■ Goal of the exercise:
All of the data must be printed exactly; please include every line.

◆ ◆ ◆ ◆ ◆

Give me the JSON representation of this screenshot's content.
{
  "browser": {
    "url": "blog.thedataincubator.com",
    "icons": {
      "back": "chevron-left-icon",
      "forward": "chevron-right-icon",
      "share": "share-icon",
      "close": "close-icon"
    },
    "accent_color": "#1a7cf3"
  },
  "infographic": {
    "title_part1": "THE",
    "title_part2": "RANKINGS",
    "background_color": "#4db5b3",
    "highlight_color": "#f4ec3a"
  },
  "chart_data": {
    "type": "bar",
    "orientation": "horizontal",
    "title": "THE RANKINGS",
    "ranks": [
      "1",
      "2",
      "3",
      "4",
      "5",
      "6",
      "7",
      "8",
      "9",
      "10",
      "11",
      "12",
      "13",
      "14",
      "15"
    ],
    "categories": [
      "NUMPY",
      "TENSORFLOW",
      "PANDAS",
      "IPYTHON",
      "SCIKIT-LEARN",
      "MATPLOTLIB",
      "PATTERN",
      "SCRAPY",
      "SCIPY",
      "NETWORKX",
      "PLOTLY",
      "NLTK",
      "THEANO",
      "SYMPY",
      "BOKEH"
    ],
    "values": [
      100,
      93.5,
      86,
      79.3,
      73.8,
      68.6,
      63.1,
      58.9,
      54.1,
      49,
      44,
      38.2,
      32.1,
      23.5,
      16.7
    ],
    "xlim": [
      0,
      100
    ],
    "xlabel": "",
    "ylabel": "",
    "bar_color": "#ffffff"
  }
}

◆ ◆ ◆ ◆ ◆

■ Exercise result:
Give me the JSON representation of this screenshot's content.
{
  "browser": {
    "url": "blog.thedataincubator.com",
    "icons": {
      "back": "chevron-left-icon",
      "forward": "chevron-right-icon",
      "share": "share-icon",
      "close": "close-icon"
    },
    "accent_color": "#1a7cf3"
  },
  "infographic": {
    "title_part1": "THE",
    "title_part2": "RANKINGS",
    "background_color": "#4db5b3",
    "highlight_color": "#f4ec3a"
  },
  "chart_data": {
    "type": "bar",
    "orientation": "horizontal",
    "title": "THE RANKINGS",
    "ranks": [
      "1",
      "2",
      "3",
      "4",
      "5",
      "6",
      "7",
      "8",
      "9",
      "10",
      "11",
      "12",
      "13",
      "14",
      "15"
    ],
    "categories": [
      "NUMPY",
      "TENSORFLOW",
      "PANDAS",
      "IPYTHON",
      "SCIKIT-LEARN",
      "MATPLOTLIB",
      "PATTERN",
      "SCRAPY",
      "SCIPY",
      "NETWORKX",
      "PLOTLY",
      "NLTK",
      "THEANO",
      "SYMPY",
      "BOKEH"
    ],
    "values": [
      100,
      93.5,
      86,
      79.3,
      73.8,
      68.6,
      63.1,
      58.9,
      54.1,
      49,
      44,
      38.2,
      32.1,
      23.5,
      16.7
    ],
    "xlim": [
      0,
      100
    ],
    "xlabel": "",
    "ylabel": "",
    "bar_color": "#ffffff"
  }
}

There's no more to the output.